* AIM OF THE EXERCISE *
List each line of the data in which the string "부탁드립니다" appears.

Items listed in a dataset
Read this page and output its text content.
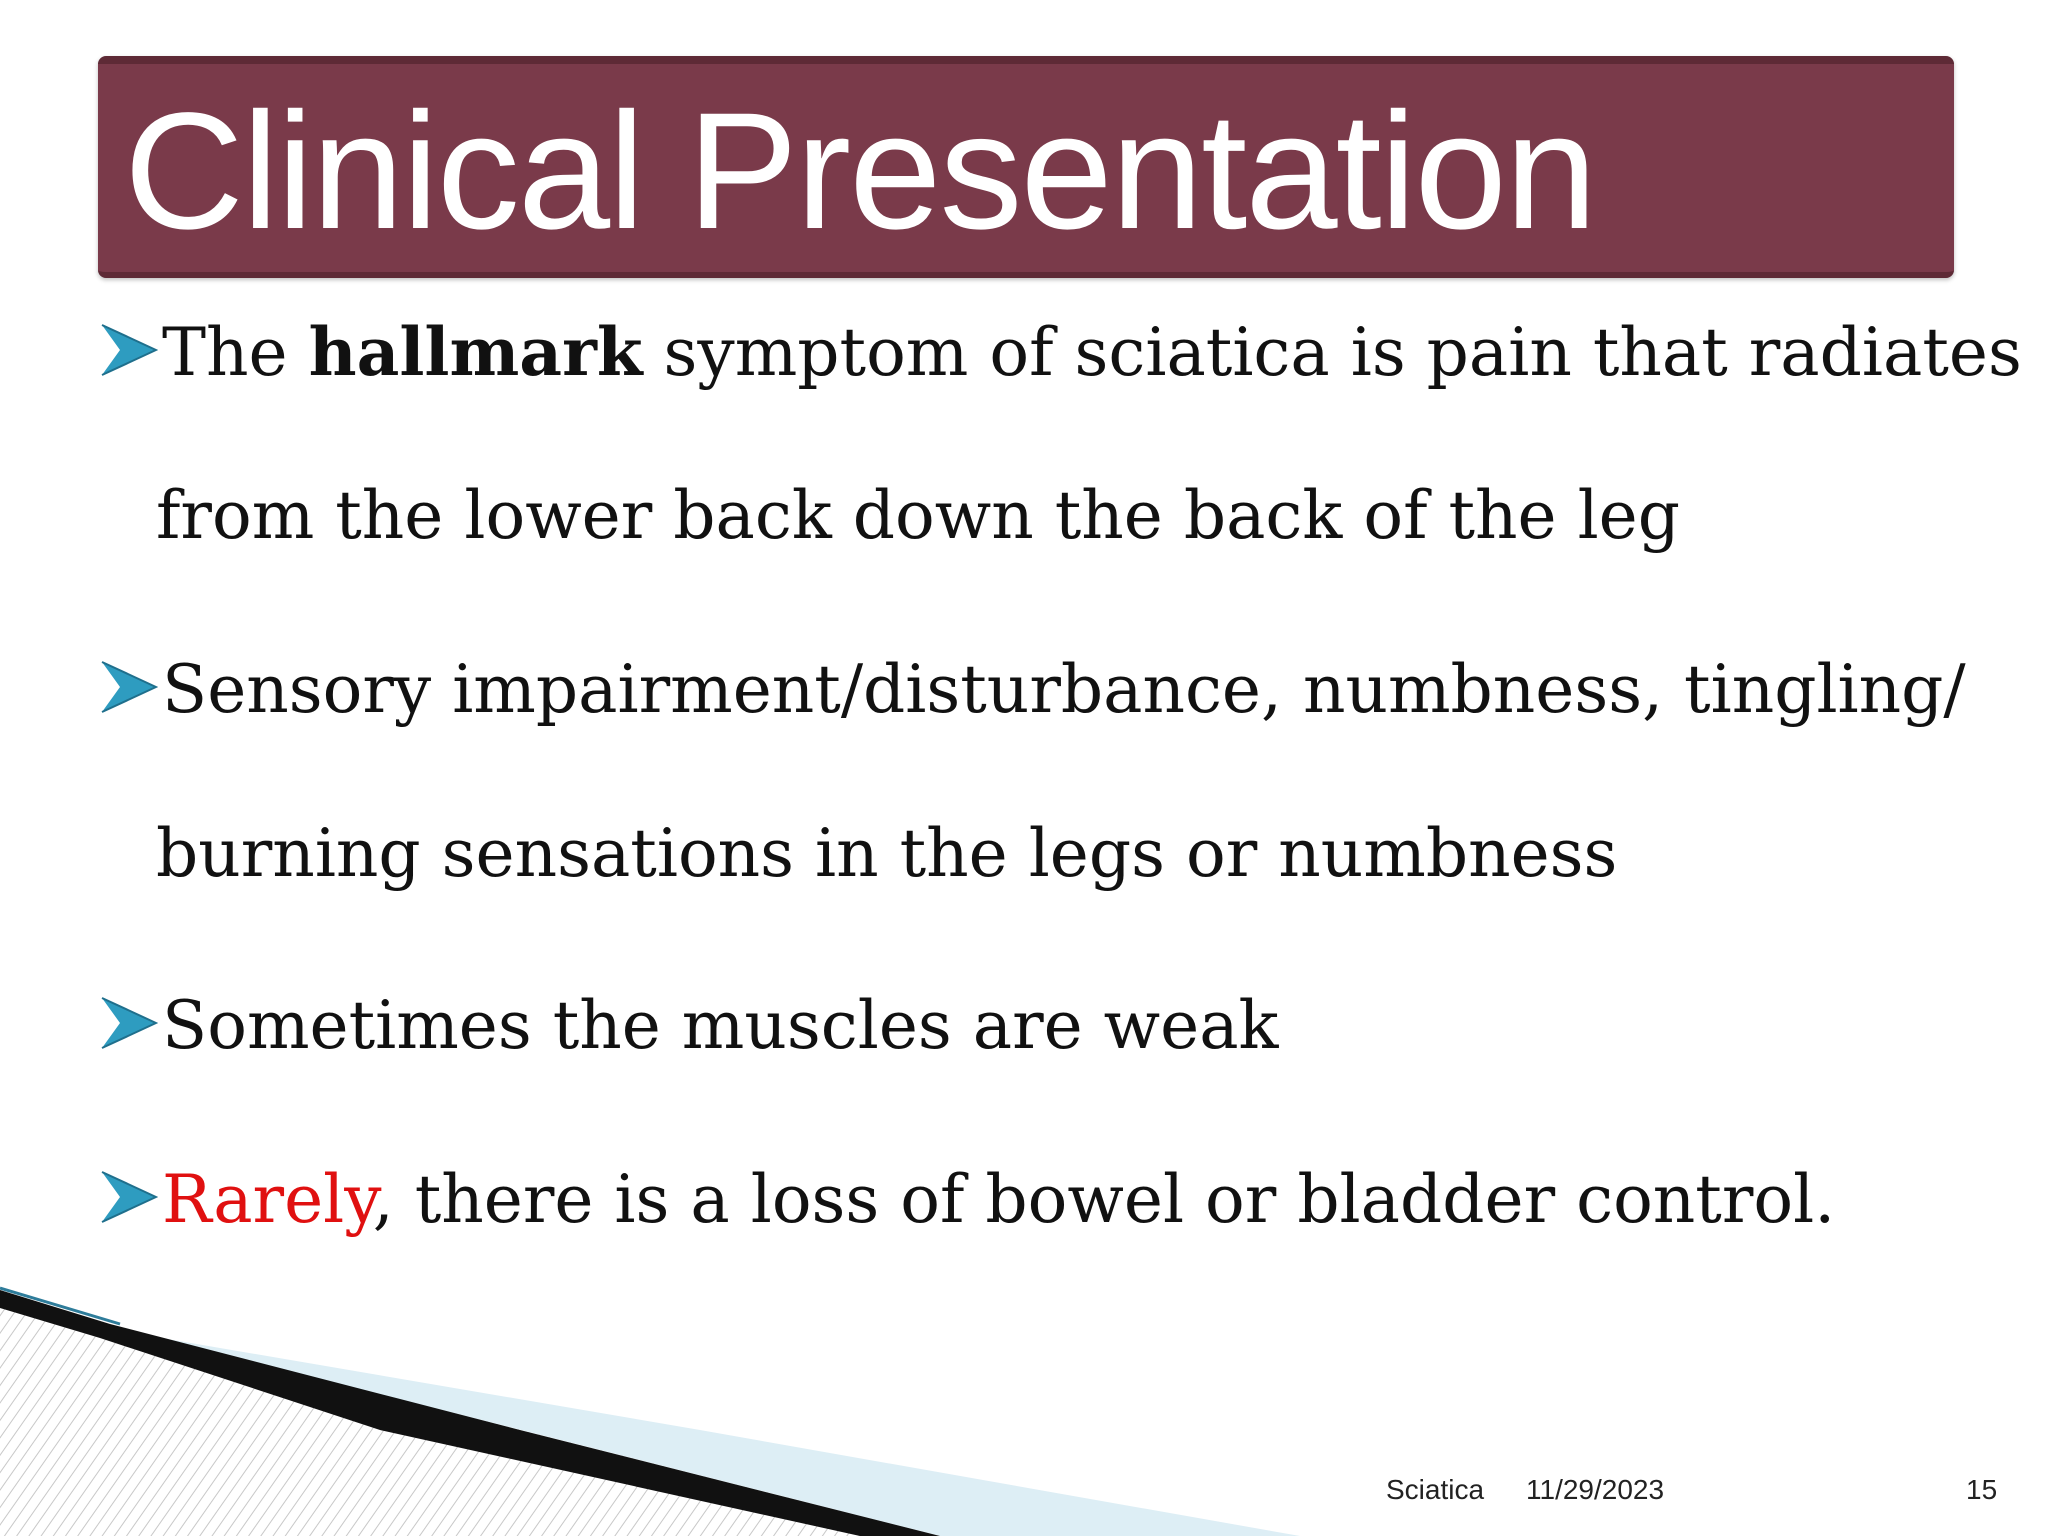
Clinical Presentation
The hallmark symptom of sciatica is pain that radiates
from the lower back down the back of the leg
Sensory impairment/disturbance, numbness, tingling/
burning sensations in the legs or numbness
Sometimes the muscles are weak
Rarely, there is a loss of bowel or bladder control.
Sciatica 11/29/2023	15
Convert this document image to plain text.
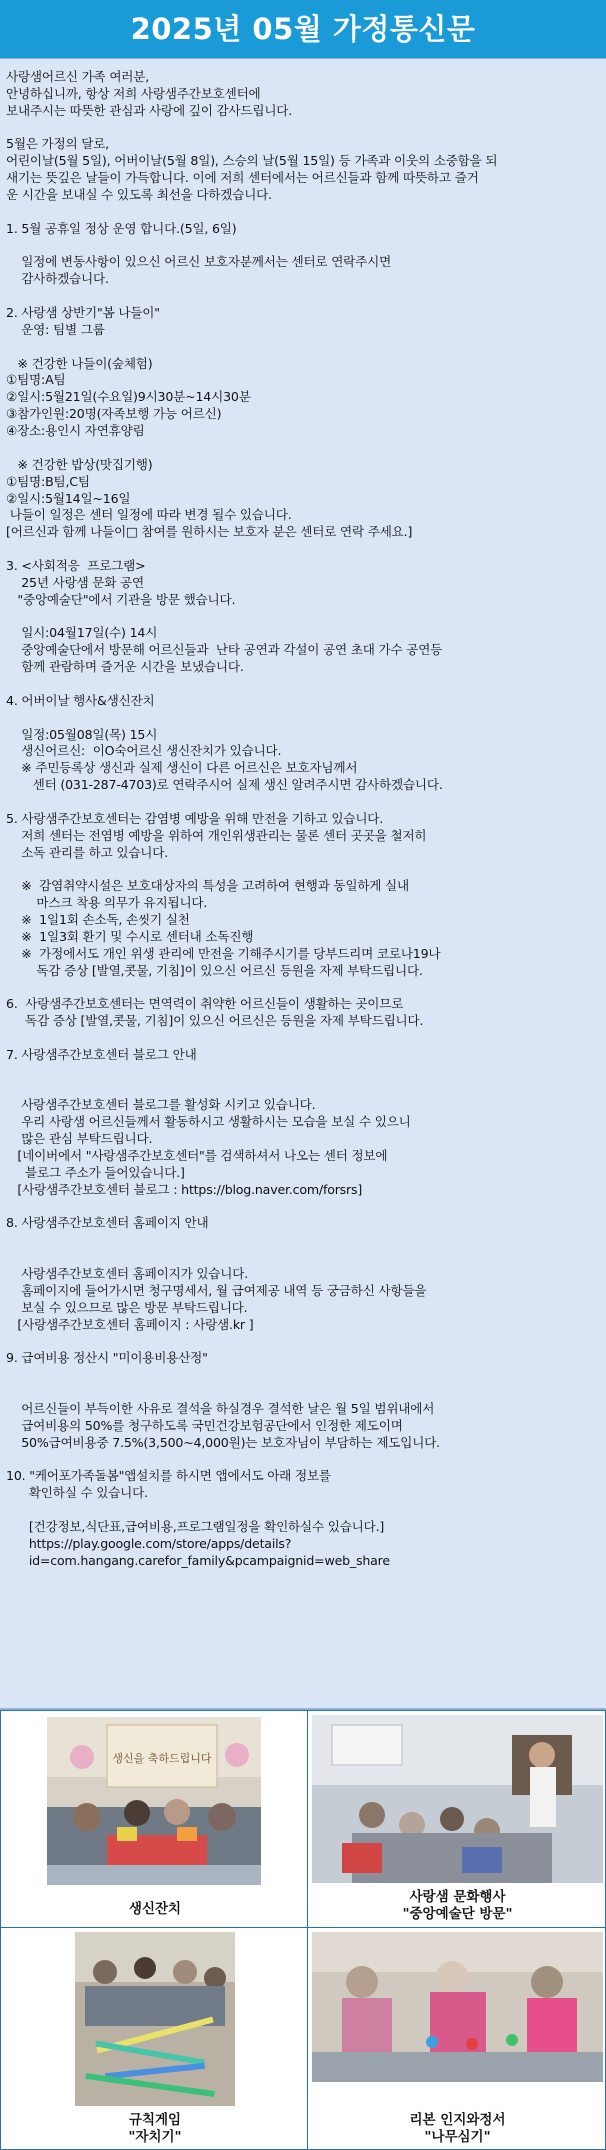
2025년 05월 가정통신문
사랑샘어르신 가족 여러분,
안녕하십니까, 항상 저희 사랑샘주간보호센터에
보내주시는 따뜻한 관심과 사랑에 깊이 감사드립니다.
5월은 가정의 달로,
어린이날(5월 5일), 어버이날(5월 8일), 스승의 날(5월 15일) 등 가족과 이웃의 소중함을 되
새기는 뜻깊은 날들이 가득합니다. 이에 저희 센터에서는 어르신들과 함께 따뜻하고 즐거
운 시간을 보내실 수 있도록 최선을 다하겠습니다.
1. 5월 공휴일 정상 운영 합니다.(5일, 6일)
일정에 변동사항이 있으신 어르신 보호자분께서는 센터로 연락주시면
감사하겠습니다.
2. 사랑샘 상반기"봄 나들이"
운영: 팀별 그룹
※ 건강한 나들이(숲체험)
①팀명:A팀
②일시:5월21일(수요일)9시30분~14시30분
③참가인원:20명(자족보행 가능 어르신)
④장소:용인시 자연휴양림
※ 건강한 밥상(맛집기행)
①팀명:B팀,C팀
②일시:5월14일~16일
나들이 일정은 센터 일정에 따라 변경 될수 있습니다.
[어르신과 함께 나들이□ 참여를 원하시는 보호자 분은 센터로 연락 주세요.]
3. <사회적응  프로그램>
25년 사랑샘 문화 공연
"중앙예술단"에서 기관을 방문 했습니다.
일시:04월17일(수) 14시
중앙예술단에서 방문해 어르신들과  난타 공연과 각설이 공연 초대 가수 공연등
함께 관람하며 즐거운 시간을 보냈습니다.
4. 어버이날 행사&생신잔치
일정:05월08일(목) 15시
생신어르신:  이O숙어르신 생신잔치가 있습니다.
※ 주민등록상 생신과 실제 생신이 다른 어르신은 보호자님께서
센터 (031-287-4703)로 연락주시어 실제 생신 알려주시면 감사하겠습니다.
5. 사랑샘주간보호센터는 감염병 예방을 위해 만전을 기하고 있습니다.
저희 센터는 전염병 예방을 위하여 개인위생관리는 물론 센터 곳곳을 철저히
소독 관리를 하고 있습니다.
※  감염취약시설은 보호대상자의 특성을 고려하여 현행과 동일하게 실내
마스크 착용 의무가 유지됩니다.
※  1일1회 손소독, 손씻기 실천
※  1일3회 환기 및 수시로 센터내 소독진행
※  가정에서도 개인 위생 관리에 만전을 기해주시기를 당부드리며 코로나19나
독감 증상 [발열,콧물, 기침]이 있으신 어르신 등원을 자제 부탁드립니다.
6.  사랑샘주간보호센터는 면역력이 취약한 어르신들이 생활하는 곳이므로
독감 증상 [발열,콧물, 기침]이 있으신 어르신은 등원을 자제 부탁드립니다.
7. 사랑샘주간보호센터 블로그 안내
사랑샘주간보호센터 블로그를 활성화 시키고 있습니다.
우리 사랑샘 어르신들께서 활동하시고 생활하시는 모습을 보실 수 있으니
많은 관심 부탁드립니다.
[네이버에서 "사랑샘주간보호센터"를 검색하셔서 나오는 센터 정보에
블로그 주소가 들어있습니다.]
[사랑샘주간보호센터 블로그 : https://blog.naver.com/forsrs]
8. 사랑샘주간보호센터 홈페이지 안내
사랑샘주간보호센터 홈페이지가 있습니다.
홈페이지에 들어가시면 청구명세서, 월 급여제공 내역 등 궁금하신 사항들을
보실 수 있으므로 많은 방문 부탁드립니다.
[사랑샘주간보호센터 홈페이지 : 사랑샘.kr ]
9. 급여비용 정산시 "미이용비용산정"
어르신들이 부득이한 사유로 결석을 하실경우 결석한 날은 월 5일 범위내에서
급여비용의 50%를 청구하도록 국민건강보험공단에서 인정한 제도이며
50%급여비용중 7.5%(3,500~4,000원)는 보호자님이 부담하는 제도입니다.
10. "케어포가족돌봄"앱설치를 하시면 앱에서도 아래 정보를
확인하실 수 있습니다.
[건강정보,식단표,급여비용,프로그램일정을 확인하실수 있습니다.]
https://play.google.com/store/apps/details?
id=com.hangang.carefor_family&pcampaignid=web_share
생신을 축하드립니다
생신잔치
사랑샘 문화행사
"중앙예술단 방문"
규칙게임
"자치기"
리본 인지와정서
"나무심기"
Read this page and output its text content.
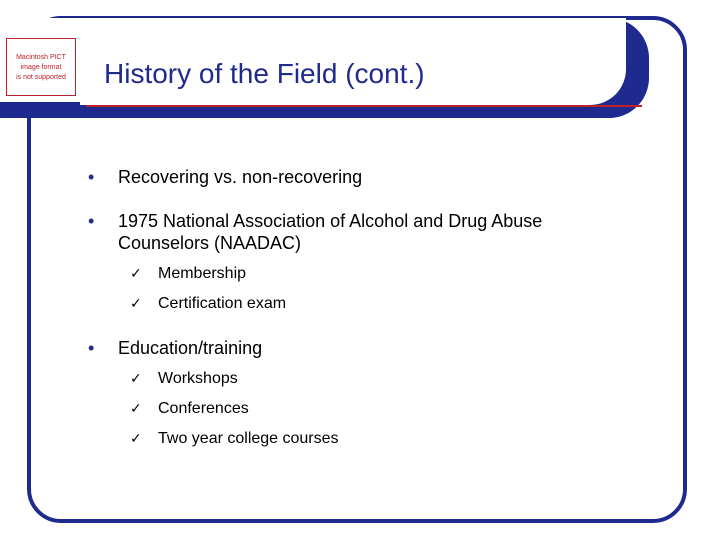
Macintosh PICT
image format
is not supported	History of the Field (cont.)
•	Recovering vs. non-recovering
•	1975 National Association of Alcohol and Drug Abuse Counselors (NAADAC)
✓	Membership
✓	Certification exam
•	Education/training
✓	Workshops
✓	Conferences
✓	Two year college courses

* TASK ANSWER *
독감 증상 [발열,콧물, 기침]이 있으신 어르신 등원을 자제 부탁드립니다.
독감 증상 [발열,콧물, 기침]이 있으신 어르신은 등원을 자제 부탁드립니다.
많은 관심 부탁드립니다.
보실 수 있으므로 많은 방문 부탁드립니다.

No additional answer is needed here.